■ UITGELEZEN TEKST
————
McLaren F1 LM

’S WERELDS SNELSTE IS NU NOG SNELLER

Als een eerbetoon aan de eigen (en geweldige) overwinning op Le Mans heeft McLaren een speciale versie van de F1 ontwikkeld. Dat hij nog sneller is dan de gewone F1 spreekt voor zich. McLaren claimt een topsnelheid van niet minder dan 360 km/h. De auto draagt het insigne LM, voor Le Mans. Hij wordt ultra-zeldzaam: McLaren heeft aangekondigd er slechts vijf te zullen bouwen.

De LM is geen exacte replica van de Le Mans-overwinnaar, maar daar moeten we alleen maar blij om zijn. Voor de grote 24-uursrace waren de F1s namelijk getooid met de reglementair verplichte restrictors op de luchtinlaat. Het goede nieuws is dat deze vermogensfrustrerende barrières er bij de LM niet opzitten. Hij is dus nog sneller dan de Le Mans-racer, het grootste verschil is de acceleratie: de LM katapulteert zichzelf in krap drie seconden van 0 naar 100 km/h en binnen vijf (!) seconden is hij de 160 km/h gepasseerd. Zijn hogere vermogen en lagere gewicht maken hem, in elk geval op papier, tot een stukken spectaculairder voertuig dan de Ferrari'’ F50.
————
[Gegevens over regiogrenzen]
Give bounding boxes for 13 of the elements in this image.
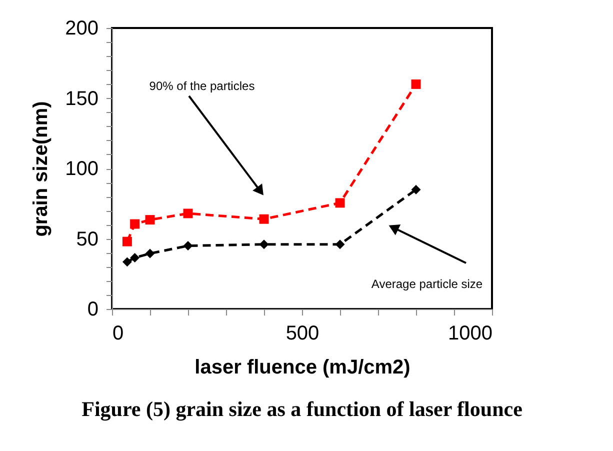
y-tick-label: 100 [65,158,98,180]
y-tick-label: 50 [76,228,98,250]
annotation: 90% of the particles [149,79,255,93]
x-tick-label: 500 [286,322,320,344]
y-tick-label: 200 [65,18,98,40]
y-tick-label: 150 [65,88,98,110]
x-tick-label: 1000 [448,322,492,344]
text: Figure (5) grain size as a function of laser flounce [82,397,522,421]
x-tick-label: 0 [112,322,124,344]
annotation: Average particle size [371,277,483,291]
y-tick-label: 0 [87,298,98,320]
y-axis-title: grain size(nm) [30,101,52,237]
x-axis-title: laser fluence (mJ/cm2) [194,356,410,378]
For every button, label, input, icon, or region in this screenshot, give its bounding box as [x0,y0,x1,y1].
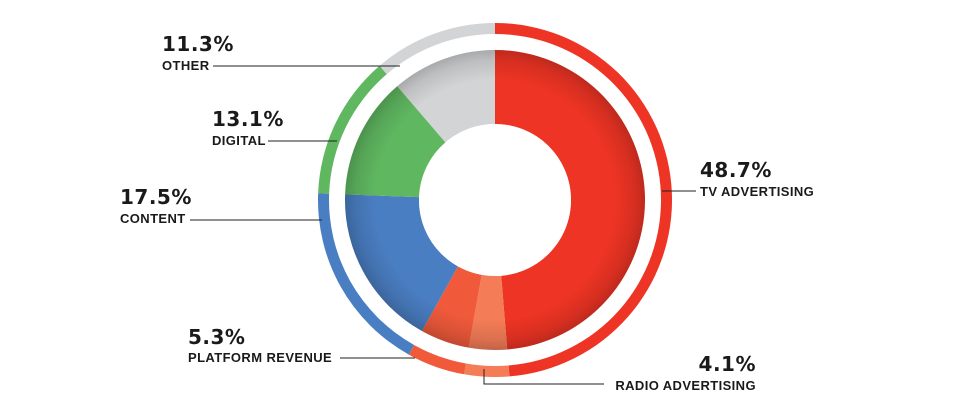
category-label-content: CONTENT [120,211,186,226]
chart-labels: 48.7% TV ADVERTISING 4.1% RADIO ADVERTISING… [120,32,814,393]
value-label-other: 11.3% [162,32,234,56]
value-label-platform-revenue: 5.3% [188,325,245,349]
category-label-radio-advertising: RADIO ADVERTISING [615,378,756,393]
outer-slice-digital [318,65,387,194]
outer-ring [318,23,673,377]
category-label-other: OTHER [162,58,210,73]
outer-slice-other [379,23,495,75]
outer-slice-platform-revenue [408,344,466,375]
value-label-content: 17.5% [120,185,192,209]
value-label-radio-advertising: 4.1% [699,352,756,376]
value-label-digital: 13.1% [212,107,284,131]
category-label-tv-advertising: TV ADVERTISING [700,184,814,199]
donut-hole [419,124,571,276]
category-label-digital: DIGITAL [212,133,266,148]
outer-slice-content [318,193,415,355]
value-label-tv-advertising: 48.7% [700,158,772,182]
category-label-platform-revenue: PLATFORM REVENUE [188,350,332,365]
outer-slice-radio-advertising [464,363,510,377]
leader-line-radio-advertising [483,369,604,385]
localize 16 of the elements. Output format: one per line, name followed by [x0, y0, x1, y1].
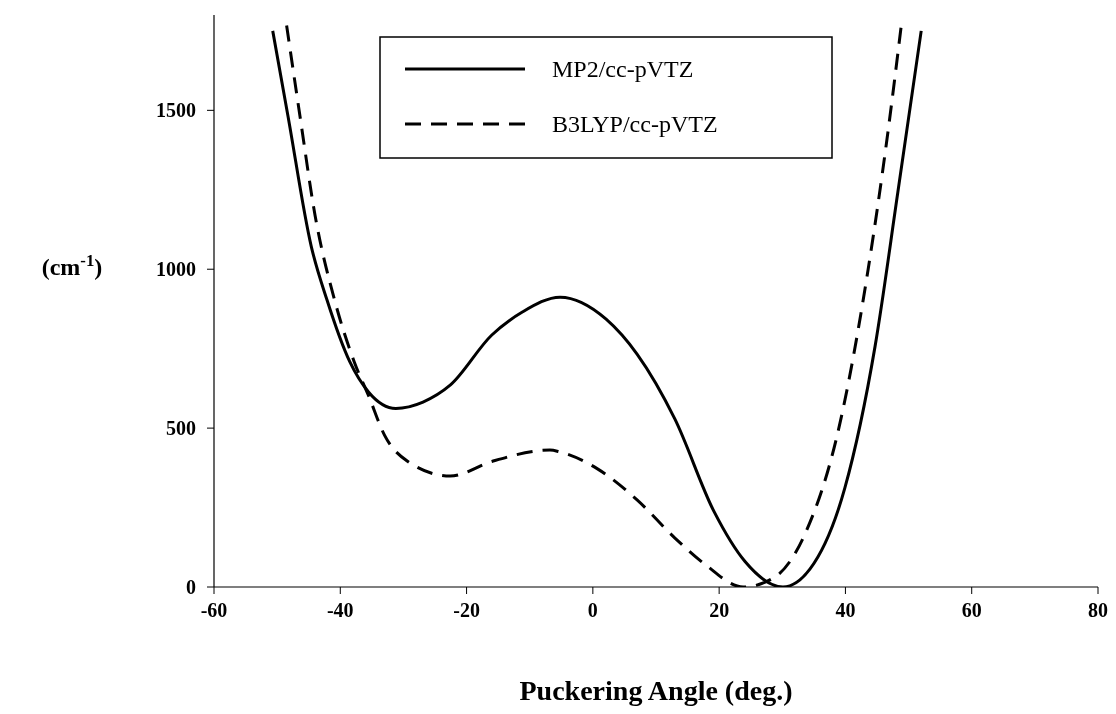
————
■ WERKINSTRUCTIES
**1.** Vat de tekst over de McLaren F1 LM samen in twee zinnen.
**2.** Geef het deel van de vermeldingen dat loopt van het begin van de vermeldingen tot en met de regel met "annotation: Average particle" ongewijzigd terug. Laat de afbeeldingen daarbij weg.

■ ANTWOORDENLIJST
**1.** Als eerbetoon aan de overwinning op Le Mans heeft McLaren de F1 LM ontwikkeld: een speciale versie van de F1 met een geclaimde topsnelheid van 360 km/h, waarvan er slechts vijf worden gebouwd. Omdat de voor de race verplichte restrictors op de luchtinlaat ontbreken, is hij sneller dan de Le Mans-racer en gaat hij in krap drie seconden van 0 naar 100 km/h.

**2.**
Give bounding boxes for 13 of the elements in this image.
y-tick-label: 100 [65,158,98,180]
y-tick-label: 50 [76,228,98,250]
annotation: 90% of the particles [149,79,255,93]
x-tick-label: 500 [286,322,320,344]
y-tick-label: 200 [65,18,98,40]
y-tick-label: 150 [65,88,98,110]
x-tick-label: 1000 [448,322,492,344]
text: Figure (5) grain size as a function of laser flounce [82,397,522,421]
x-tick-label: 0 [112,322,124,344]
annotation: Average particle size [371,277,483,291]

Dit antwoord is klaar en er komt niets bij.